What the task asks: Pick out all lines of the entries that include the word "JSON" and copy them.

>> START Task inputs

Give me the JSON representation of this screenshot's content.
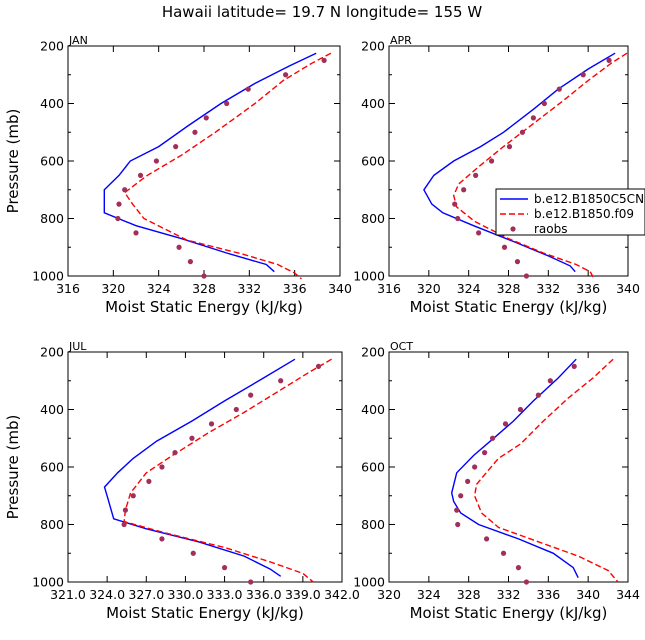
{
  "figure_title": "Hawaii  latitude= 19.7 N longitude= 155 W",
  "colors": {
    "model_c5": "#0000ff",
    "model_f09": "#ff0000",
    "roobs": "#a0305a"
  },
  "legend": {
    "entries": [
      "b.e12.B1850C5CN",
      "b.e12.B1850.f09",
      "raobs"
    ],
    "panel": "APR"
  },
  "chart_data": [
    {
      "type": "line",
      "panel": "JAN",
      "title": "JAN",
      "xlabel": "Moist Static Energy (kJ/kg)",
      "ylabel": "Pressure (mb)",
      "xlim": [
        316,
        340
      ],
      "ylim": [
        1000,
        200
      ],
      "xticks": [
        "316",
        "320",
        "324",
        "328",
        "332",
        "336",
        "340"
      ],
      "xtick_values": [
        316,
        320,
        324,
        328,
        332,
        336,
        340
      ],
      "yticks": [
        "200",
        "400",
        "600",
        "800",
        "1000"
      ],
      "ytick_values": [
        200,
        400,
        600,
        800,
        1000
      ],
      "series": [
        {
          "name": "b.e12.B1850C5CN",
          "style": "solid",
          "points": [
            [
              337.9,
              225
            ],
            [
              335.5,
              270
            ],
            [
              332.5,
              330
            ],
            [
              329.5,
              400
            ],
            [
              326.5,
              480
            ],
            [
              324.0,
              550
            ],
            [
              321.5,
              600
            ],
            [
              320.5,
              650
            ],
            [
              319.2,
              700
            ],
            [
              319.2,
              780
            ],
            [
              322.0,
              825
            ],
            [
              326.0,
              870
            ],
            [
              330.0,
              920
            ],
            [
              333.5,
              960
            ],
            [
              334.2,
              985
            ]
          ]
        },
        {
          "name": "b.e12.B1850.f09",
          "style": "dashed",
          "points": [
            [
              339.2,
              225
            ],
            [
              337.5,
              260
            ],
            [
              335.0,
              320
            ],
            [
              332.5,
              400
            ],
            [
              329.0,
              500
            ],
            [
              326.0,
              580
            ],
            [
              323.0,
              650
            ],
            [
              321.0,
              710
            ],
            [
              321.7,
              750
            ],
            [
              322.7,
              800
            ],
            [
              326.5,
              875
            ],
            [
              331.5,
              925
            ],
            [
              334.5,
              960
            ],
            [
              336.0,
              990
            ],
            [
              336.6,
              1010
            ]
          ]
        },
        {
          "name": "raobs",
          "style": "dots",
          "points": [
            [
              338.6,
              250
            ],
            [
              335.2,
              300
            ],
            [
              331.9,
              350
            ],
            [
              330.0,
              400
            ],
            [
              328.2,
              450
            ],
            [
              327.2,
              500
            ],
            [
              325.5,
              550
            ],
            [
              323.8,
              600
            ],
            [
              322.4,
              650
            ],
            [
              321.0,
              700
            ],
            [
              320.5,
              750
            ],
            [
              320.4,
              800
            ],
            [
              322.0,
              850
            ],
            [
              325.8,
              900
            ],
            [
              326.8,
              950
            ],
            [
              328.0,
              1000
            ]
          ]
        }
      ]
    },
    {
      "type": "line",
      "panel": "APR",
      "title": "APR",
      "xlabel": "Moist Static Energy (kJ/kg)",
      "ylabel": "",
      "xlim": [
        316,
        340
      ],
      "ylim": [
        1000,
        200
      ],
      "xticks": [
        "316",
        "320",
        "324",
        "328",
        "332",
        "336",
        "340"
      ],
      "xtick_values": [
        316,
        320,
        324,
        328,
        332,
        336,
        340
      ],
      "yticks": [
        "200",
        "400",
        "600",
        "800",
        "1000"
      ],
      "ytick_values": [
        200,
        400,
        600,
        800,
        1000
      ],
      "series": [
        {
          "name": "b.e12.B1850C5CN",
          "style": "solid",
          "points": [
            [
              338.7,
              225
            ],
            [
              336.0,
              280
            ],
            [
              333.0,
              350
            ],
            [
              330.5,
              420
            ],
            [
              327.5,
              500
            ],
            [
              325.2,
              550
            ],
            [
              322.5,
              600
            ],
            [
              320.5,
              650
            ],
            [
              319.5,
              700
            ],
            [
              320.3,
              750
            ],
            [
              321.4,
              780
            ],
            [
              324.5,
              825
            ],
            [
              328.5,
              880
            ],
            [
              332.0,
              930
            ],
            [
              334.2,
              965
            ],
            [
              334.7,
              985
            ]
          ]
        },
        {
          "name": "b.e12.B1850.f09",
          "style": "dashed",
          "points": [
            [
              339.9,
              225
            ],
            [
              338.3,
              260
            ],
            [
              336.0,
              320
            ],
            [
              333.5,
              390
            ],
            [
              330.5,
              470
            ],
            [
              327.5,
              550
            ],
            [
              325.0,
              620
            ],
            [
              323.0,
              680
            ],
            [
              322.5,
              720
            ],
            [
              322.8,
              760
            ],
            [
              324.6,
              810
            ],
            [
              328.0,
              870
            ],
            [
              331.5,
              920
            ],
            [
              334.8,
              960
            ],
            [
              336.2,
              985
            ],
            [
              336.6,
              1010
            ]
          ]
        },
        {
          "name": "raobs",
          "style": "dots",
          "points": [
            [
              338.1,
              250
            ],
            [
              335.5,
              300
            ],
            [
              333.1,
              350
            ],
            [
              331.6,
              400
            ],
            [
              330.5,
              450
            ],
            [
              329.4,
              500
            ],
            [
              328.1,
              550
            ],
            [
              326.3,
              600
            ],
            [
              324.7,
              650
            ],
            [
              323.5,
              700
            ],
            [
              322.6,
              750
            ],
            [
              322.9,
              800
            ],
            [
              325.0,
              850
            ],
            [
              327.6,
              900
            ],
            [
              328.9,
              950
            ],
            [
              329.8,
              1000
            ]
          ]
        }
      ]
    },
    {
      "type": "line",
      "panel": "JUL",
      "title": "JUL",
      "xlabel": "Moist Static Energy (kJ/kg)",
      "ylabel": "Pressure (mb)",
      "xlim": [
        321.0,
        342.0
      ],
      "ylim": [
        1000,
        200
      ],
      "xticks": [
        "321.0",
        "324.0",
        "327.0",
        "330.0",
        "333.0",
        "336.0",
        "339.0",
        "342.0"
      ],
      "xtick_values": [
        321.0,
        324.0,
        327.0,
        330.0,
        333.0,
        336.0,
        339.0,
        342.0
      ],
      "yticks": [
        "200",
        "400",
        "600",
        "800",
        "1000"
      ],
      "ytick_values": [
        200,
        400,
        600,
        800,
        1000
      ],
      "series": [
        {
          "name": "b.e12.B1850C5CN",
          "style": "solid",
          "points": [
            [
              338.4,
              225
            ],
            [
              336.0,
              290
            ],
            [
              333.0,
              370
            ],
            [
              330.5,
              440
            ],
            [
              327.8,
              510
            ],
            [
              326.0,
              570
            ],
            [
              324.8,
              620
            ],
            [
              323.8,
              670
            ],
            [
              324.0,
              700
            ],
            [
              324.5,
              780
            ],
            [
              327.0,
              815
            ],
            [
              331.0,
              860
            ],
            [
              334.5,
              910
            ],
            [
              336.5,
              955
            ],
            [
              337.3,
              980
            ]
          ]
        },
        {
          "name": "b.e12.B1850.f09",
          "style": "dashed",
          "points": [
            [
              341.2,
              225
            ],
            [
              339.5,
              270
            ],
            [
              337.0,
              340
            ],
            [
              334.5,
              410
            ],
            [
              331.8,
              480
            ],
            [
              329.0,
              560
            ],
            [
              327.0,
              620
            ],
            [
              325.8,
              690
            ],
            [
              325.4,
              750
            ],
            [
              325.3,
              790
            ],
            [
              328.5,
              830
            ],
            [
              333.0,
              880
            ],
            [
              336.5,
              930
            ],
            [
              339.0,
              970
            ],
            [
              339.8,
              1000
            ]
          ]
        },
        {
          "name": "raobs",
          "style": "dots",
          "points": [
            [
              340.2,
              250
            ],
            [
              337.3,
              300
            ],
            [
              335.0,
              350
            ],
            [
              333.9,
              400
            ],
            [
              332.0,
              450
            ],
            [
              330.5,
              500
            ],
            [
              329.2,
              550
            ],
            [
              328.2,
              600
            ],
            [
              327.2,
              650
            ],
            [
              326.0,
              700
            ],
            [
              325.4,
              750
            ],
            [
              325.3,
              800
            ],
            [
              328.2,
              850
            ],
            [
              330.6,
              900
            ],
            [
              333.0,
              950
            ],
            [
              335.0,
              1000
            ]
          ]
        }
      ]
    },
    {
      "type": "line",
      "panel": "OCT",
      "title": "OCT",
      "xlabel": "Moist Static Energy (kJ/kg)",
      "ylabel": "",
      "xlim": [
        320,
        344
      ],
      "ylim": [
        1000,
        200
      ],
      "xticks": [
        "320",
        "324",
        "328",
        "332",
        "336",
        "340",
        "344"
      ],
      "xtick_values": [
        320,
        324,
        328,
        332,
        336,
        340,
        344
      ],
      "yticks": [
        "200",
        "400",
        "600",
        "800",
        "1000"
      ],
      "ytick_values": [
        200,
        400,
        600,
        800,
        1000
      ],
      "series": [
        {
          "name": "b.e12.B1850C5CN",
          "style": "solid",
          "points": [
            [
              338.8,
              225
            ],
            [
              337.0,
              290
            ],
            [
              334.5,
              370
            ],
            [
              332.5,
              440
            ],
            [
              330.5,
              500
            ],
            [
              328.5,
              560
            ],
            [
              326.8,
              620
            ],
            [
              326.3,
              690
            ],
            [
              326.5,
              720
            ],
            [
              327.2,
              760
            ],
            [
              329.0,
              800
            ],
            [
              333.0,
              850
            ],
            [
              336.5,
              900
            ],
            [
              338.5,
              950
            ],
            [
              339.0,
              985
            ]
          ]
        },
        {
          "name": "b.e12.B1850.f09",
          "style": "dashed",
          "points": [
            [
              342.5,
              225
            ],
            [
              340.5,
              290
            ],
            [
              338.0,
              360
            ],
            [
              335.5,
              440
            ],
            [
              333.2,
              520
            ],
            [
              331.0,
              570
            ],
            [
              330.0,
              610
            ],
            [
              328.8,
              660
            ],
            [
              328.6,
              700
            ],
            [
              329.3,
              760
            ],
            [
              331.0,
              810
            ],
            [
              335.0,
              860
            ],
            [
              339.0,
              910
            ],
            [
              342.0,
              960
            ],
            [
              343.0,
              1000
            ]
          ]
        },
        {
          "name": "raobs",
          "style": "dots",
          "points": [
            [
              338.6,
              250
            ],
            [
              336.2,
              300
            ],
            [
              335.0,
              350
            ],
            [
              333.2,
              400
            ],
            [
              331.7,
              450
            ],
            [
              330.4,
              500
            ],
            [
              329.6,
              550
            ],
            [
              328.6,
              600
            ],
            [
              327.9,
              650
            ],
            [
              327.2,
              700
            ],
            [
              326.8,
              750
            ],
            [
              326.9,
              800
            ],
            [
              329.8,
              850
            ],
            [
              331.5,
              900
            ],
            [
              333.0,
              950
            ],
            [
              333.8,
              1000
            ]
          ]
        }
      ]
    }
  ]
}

>> END Task inputs
>> START Task inputs

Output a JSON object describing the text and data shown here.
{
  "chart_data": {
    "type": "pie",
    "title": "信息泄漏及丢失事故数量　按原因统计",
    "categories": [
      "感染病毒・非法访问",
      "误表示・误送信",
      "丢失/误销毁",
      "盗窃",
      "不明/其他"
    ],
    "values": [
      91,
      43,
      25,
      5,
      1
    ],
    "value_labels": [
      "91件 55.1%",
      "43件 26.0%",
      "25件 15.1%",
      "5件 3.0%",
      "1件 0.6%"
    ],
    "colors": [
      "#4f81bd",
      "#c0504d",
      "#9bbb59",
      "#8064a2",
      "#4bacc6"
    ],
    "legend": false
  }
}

>> END Task inputs

Answer to this problem:
Give me the JSON representation of this screenshot's content.
Output a JSON object describing the text and data shown here.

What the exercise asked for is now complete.